WHAT TO WORK ON:
1. Answer these questions from the text on John Ireland in Dublin Labour politics:
(a) In which month and year did Labour win a majority on Dublin Corporation?
(b) Which constituency did Big Jim Larkin win in the June 1943 general election?
(c) With whom did Ireland intermittently edit Review?
2. Recast the rows as a Markdown table with columns No. and Row, starting at the first row and ending at the row that contains "reload-button[interactable]: [78, 4, 114, 36]", both included. Leave out blank lines.
-------- SOURCE EXCERPT
Labour politics in Dublin Joining the Irish Labour Party, Ireland was an important figure in the party's dramatic upsurge in Dublin city in the early 1940s, characterised by expansion of membership and of party branches, by increased electoral support (the party won a majority on Dublin Corporation in the August 1942 municipal elections), and by ideological radicalism and practical militancy. Ireland contributed regularly to the Torch, the radically socialist organ of the party's Dublin constituencies council, and became secretary (1942–3) of the recently formed Dublin Central branch, a diverse front of Labour leftists, Larkinites, communist entryists, and others, cooperating together in the heady atmosphere of domestic and international crisis. When Labour's administrative council, alarmed by the sudden torrent of unruly and ungovernable militancy, reorganised the Dublin branches (Central branch being among the casualties), and replaced the Dublin constituencies council with a new Dublin executive, the militants retained the advantage by securing a majority on the new executive and winning all its offices (February 1943). Ireland was elected the executive's secretary (1943–4), under Young Jim Larkin as chairman.
As a protégé of the two Larkins (who only recently and controversially had been readmitted to the Labour party), Ireland became embroiled in the latest round of the bitter decades-old feud between them and William O'Brien (qv), general secretary of the ITGWU. Ireland managed Big Jim Larkin's successful campaign in the June 1943 general election, which saw him elected TD for Dublin North East. The administrative council's failure over ensuing months to expel Young Jim Larkin and John Ireland for their parts in engineering the Dublin executive's selection of Big Jim as an election candidate after his rejection by a selection conference (packed by ITGWU delegates), precipitated a schism: the ITGWU disaffiliated from the Labour party, and five ITGWU-sponsored TDs seceded from the parliamentary Labour party to form a new National Labour Party. When the O'Brienites accused official Labour of having failed to control communist infiltration of its ranks, the party launched an internal inquiry. In April 1944 Ireland was one of four individuals cited as having demonstrated communist sympathies by their attendance at the annual conference of the Communist Party of Northern Ireland in October 1943; the four were subsequently expelled by Labour's annual party conference. The expulsions were a major salvo in the general offensive by party leader William Norton (qv) against the militants. By John Ireland's account, within several days his expulsion was annulled by the party conference on appeal, but head office delayed four years before formally notifying him of the annulment, rendering him effectively expelled for the duration. During this period, he was intermittently editor (with Sean Nolan (qv)) of the leftist publication Review, published by a small Dublin-based communist group. Resuming his Labour party membership in 1948, during the 1940s and 1950s Ireland frequently pressed Young Jim Larkin – whom he called his closest political and personal friend – to challenge for the party leadership as a leftist alternative to Norton.
----------------
-------- ENTRIES SHOWN
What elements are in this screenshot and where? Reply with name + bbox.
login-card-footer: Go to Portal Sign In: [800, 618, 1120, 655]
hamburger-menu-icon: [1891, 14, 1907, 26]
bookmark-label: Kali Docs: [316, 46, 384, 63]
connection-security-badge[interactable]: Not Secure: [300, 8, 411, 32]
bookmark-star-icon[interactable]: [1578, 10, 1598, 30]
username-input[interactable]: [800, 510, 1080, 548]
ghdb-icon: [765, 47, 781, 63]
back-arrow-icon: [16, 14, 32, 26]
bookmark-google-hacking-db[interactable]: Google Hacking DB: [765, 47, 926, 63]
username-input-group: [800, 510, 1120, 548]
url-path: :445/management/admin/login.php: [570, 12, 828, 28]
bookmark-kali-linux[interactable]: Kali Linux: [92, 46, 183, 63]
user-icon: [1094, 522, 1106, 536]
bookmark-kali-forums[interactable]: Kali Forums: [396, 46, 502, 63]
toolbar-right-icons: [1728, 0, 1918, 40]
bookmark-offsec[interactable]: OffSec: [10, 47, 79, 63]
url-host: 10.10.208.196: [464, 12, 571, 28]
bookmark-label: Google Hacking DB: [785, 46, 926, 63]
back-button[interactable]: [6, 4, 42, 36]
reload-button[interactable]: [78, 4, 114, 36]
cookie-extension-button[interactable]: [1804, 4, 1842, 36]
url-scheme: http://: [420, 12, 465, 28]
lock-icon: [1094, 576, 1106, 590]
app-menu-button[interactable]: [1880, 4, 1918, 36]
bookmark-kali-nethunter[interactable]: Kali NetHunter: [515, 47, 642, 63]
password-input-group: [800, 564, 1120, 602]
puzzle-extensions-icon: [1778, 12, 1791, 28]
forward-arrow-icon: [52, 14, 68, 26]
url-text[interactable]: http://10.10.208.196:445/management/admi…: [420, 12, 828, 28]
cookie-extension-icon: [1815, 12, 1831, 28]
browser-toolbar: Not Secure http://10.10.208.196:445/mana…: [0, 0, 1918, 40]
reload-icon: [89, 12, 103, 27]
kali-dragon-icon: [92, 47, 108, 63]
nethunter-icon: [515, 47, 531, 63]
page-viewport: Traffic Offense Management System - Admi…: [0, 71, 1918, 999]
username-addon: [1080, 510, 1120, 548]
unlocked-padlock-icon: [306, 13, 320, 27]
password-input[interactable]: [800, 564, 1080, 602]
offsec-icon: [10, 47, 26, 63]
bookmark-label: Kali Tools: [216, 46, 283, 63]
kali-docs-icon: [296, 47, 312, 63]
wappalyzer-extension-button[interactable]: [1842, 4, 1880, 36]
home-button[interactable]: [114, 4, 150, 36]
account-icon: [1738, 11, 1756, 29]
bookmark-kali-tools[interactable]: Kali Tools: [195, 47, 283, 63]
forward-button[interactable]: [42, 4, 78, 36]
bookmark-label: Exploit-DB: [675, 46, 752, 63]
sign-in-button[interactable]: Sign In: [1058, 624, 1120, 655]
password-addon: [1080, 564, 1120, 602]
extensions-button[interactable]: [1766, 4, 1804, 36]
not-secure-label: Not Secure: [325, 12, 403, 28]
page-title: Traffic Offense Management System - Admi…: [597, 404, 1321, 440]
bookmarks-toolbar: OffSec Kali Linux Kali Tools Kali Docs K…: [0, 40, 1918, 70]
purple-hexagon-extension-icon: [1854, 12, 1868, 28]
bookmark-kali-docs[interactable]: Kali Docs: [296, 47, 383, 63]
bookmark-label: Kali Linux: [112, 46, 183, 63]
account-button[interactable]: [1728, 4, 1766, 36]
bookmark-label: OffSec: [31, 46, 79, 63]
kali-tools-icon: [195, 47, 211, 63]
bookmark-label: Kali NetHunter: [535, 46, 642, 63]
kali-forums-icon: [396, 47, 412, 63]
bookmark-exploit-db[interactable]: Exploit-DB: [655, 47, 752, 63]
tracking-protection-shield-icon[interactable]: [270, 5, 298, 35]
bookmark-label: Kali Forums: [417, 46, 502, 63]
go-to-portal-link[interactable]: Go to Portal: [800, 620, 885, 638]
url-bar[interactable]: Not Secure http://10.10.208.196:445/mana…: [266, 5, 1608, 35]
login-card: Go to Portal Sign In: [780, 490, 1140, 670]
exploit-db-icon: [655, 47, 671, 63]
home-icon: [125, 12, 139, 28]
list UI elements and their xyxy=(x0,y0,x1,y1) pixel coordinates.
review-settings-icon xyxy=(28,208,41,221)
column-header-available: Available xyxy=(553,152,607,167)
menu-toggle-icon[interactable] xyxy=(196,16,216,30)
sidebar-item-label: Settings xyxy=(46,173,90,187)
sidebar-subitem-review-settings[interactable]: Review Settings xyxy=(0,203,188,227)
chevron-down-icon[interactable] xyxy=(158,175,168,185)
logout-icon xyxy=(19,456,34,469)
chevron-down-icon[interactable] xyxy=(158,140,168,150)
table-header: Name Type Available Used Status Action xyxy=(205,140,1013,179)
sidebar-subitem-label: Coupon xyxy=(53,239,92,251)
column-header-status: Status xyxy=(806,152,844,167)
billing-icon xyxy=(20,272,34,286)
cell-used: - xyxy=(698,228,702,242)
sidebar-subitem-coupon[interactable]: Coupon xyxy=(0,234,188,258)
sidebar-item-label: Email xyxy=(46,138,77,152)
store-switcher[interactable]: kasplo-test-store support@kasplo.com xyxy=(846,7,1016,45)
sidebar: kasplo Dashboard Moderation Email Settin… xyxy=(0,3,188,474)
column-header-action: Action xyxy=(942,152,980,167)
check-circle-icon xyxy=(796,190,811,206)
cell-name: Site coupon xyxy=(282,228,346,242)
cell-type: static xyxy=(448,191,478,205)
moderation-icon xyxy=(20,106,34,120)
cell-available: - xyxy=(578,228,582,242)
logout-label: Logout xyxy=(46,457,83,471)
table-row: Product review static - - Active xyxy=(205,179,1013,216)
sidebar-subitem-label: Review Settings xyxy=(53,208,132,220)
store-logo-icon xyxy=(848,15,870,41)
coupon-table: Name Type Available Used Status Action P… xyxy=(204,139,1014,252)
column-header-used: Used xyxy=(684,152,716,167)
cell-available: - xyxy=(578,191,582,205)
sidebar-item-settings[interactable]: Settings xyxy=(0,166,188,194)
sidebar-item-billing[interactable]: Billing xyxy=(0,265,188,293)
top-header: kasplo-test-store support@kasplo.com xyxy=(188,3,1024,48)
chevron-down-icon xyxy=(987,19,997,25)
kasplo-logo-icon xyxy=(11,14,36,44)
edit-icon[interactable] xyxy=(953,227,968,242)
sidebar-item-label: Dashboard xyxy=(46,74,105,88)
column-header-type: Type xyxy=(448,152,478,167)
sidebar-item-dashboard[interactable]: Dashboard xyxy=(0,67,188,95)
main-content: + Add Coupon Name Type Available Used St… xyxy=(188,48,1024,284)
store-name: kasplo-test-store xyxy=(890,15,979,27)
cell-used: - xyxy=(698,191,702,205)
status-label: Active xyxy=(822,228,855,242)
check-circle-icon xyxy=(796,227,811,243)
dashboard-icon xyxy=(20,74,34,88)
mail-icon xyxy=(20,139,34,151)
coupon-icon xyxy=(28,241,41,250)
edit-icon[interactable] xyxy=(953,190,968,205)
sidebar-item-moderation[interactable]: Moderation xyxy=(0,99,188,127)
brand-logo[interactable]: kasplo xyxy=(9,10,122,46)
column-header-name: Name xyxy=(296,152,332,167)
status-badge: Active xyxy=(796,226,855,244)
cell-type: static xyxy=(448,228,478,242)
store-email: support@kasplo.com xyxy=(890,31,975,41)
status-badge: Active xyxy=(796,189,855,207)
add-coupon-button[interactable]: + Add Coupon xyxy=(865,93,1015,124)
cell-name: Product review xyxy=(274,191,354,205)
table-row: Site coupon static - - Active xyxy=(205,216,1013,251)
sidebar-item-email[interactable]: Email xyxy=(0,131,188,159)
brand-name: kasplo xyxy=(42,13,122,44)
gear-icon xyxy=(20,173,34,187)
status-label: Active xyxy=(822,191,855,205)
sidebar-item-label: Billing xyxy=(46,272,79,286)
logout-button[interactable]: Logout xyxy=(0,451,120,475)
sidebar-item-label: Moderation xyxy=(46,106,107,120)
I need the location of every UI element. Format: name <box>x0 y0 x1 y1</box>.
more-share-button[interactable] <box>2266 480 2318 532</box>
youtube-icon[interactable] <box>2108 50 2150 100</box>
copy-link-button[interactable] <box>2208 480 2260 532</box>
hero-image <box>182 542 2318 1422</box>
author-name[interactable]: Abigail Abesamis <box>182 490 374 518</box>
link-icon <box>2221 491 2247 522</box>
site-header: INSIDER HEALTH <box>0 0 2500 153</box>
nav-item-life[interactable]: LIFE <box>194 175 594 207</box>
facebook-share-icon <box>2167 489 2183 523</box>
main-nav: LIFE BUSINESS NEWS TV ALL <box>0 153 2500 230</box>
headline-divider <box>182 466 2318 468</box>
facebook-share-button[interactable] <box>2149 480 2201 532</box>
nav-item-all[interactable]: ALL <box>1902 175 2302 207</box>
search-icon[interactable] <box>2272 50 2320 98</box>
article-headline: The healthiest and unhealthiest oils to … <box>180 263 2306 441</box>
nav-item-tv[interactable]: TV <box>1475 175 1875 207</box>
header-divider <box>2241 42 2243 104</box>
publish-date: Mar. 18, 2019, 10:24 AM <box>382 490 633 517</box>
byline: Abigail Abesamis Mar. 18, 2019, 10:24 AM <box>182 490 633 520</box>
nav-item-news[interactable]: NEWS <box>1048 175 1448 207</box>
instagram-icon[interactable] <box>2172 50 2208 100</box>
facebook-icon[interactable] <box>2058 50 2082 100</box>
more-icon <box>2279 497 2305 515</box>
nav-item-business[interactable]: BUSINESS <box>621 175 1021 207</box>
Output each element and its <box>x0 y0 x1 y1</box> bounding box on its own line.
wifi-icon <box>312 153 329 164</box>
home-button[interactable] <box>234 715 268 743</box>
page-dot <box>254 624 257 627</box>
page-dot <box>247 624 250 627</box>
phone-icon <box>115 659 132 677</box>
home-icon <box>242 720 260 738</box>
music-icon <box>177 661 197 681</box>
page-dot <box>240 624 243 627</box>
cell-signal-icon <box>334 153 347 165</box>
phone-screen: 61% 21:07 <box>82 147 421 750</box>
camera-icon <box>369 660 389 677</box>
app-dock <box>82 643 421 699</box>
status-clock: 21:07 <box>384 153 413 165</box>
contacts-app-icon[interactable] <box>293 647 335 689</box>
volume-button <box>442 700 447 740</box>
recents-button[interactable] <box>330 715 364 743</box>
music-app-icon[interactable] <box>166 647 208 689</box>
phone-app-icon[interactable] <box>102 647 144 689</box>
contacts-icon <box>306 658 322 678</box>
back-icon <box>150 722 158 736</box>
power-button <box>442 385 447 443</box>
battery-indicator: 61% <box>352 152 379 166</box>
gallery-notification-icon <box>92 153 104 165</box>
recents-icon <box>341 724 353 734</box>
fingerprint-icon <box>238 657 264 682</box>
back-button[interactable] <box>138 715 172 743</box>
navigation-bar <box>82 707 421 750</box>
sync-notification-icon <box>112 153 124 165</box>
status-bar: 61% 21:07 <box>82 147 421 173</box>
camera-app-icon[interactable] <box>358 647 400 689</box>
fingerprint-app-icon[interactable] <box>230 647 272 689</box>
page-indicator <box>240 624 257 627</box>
----------------
ANSWERS:
1.
(a) August 1942
(b) Dublin North East
(c) Sean Nolan

2.
| No. | Row |
|---|---|
| 1 | What elements are in this screenshot and where? Reply with name + bbox. |
| 2 | login-card-footer: Go to Portal Sign In: [800, 618, 1120, 655] |
| 3 | hamburger-menu-icon: [1891, 14, 1907, 26] |
| 4 | bookmark-label: Kali Docs: [316, 46, 384, 63] |
| 5 | connection-security-badge[interactable]: Not Secure: [300, 8, 411, 32] |
| 6 | bookmark-star-icon[interactable]: [1578, 10, 1598, 30] |
| 7 | username-input[interactable]: [800, 510, 1080, 548] |
| 8 | ghdb-icon: [765, 47, 781, 63] |
| 9 | back-arrow-icon: [16, 14, 32, 26] |
| 10 | bookmark-google-hacking-db[interactable]: Google Hacking DB: [765, 47, 926, 63] |
| 11 | username-input-group: [800, 510, 1120, 548] |
| 12 | url-path: :445/management/admin/login.php: [570, 12, 828, 28] |
| 13 | bookmark-kali-linux[interactable]: Kali Linux: [92, 46, 183, 63] |
| 14 | user-icon: [1094, 522, 1106, 536] |
| 15 | bookmark-kali-forums[interactable]: Kali Forums: [396, 46, 502, 63] |
| 16 | toolbar-right-icons: [1728, 0, 1918, 40] |
| 17 | bookmark-offsec[interactable]: OffSec: [10, 47, 79, 63] |
| 18 | url-host: 10.10.208.196: [464, 12, 571, 28] |
| 19 | bookmark-label: Google Hacking DB: [785, 46, 926, 63] |
| 20 | back-button[interactable]: [6, 4, 42, 36] |
| 21 | reload-button[interactable]: [78, 4, 114, 36] |